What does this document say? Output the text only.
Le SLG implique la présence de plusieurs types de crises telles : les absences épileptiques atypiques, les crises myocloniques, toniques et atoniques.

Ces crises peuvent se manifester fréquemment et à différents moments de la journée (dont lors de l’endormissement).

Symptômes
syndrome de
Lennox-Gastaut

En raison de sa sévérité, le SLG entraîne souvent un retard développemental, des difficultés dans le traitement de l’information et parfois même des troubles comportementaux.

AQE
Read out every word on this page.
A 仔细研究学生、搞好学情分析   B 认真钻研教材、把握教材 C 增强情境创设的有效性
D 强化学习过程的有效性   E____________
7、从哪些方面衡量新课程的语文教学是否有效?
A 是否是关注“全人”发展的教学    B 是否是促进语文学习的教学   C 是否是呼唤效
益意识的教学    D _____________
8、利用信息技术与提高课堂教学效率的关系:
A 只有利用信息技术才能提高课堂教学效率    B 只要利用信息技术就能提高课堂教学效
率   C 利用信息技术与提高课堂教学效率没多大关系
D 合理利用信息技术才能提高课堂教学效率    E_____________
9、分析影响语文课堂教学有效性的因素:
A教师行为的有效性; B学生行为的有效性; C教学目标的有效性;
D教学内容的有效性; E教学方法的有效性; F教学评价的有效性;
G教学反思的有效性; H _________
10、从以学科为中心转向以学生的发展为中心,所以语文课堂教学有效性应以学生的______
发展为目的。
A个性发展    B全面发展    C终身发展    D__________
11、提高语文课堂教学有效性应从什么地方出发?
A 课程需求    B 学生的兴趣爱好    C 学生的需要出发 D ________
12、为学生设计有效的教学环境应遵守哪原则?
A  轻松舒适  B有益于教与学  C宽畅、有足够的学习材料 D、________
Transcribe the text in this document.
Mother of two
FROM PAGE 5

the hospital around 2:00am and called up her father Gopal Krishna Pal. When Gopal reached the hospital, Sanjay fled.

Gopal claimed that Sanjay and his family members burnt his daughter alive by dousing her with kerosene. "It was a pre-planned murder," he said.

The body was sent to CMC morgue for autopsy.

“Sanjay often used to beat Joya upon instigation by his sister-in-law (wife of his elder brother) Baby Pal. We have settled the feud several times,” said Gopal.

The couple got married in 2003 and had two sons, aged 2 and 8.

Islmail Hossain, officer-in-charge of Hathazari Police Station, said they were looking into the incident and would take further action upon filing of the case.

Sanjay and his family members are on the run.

(Exercise instructions) Transcribe all of the lines in the records precisely.

(Finished answer)
What does this document say? Output the text only.
Le SLG implique la présence de plusieurs types de crises telles : les absences épileptiques atypiques, les crises myocloniques, toniques et atoniques.

Ces crises peuvent se manifester fréquemment et à différents moments de la journée (dont lors de l’endormissement).

Symptômes
syndrome de
Lennox-Gastaut

En raison de sa sévérité, le SLG entraîne souvent un retard développemental, des difficultés dans le traitement de l’information et parfois même des troubles comportementaux.

AQE
Read out every word on this page.
A 仔细研究学生、搞好学情分析   B 认真钻研教材、把握教材 C 增强情境创设的有效性
D 强化学习过程的有效性   E____________
7、从哪些方面衡量新课程的语文教学是否有效?
A 是否是关注“全人”发展的教学    B 是否是促进语文学习的教学   C 是否是呼唤效
益意识的教学    D _____________
8、利用信息技术与提高课堂教学效率的关系:
A 只有利用信息技术才能提高课堂教学效率    B 只要利用信息技术就能提高课堂教学效
率   C 利用信息技术与提高课堂教学效率没多大关系
D 合理利用信息技术才能提高课堂教学效率    E_____________
9、分析影响语文课堂教学有效性的因素:
A教师行为的有效性; B学生行为的有效性; C教学目标的有效性;
D教学内容的有效性; E教学方法的有效性; F教学评价的有效性;
G教学反思的有效性; H _________
10、从以学科为中心转向以学生的发展为中心,所以语文课堂教学有效性应以学生的______
发展为目的。
A个性发展    B全面发展    C终身发展    D__________
11、提高语文课堂教学有效性应从什么地方出发?
A 课程需求    B 学生的兴趣爱好    C 学生的需要出发 D ________
12、为学生设计有效的教学环境应遵守哪原则?
A  轻松舒适  B有益于教与学  C宽畅、有足够的学习材料 D、________
Transcribe the text in this document.
Mother of two
FROM PAGE 5

the hospital around 2:00am and called up her father Gopal Krishna Pal. When Gopal reached the hospital, Sanjay fled.

Gopal claimed that Sanjay and his family members burnt his daughter alive by dousing her with kerosene. "It was a pre-planned murder," he said.

The body was sent to CMC morgue for autopsy.

“Sanjay often used to beat Joya upon instigation by his sister-in-law (wife of his elder brother) Baby Pal. We have settled the feud several times,” said Gopal.

The couple got married in 2003 and had two sons, aged 2 and 8.

Islmail Hossain, officer-in-charge of Hathazari Police Station, said they were looking into the incident and would take further action upon filing of the case.

Sanjay and his family members are on the run.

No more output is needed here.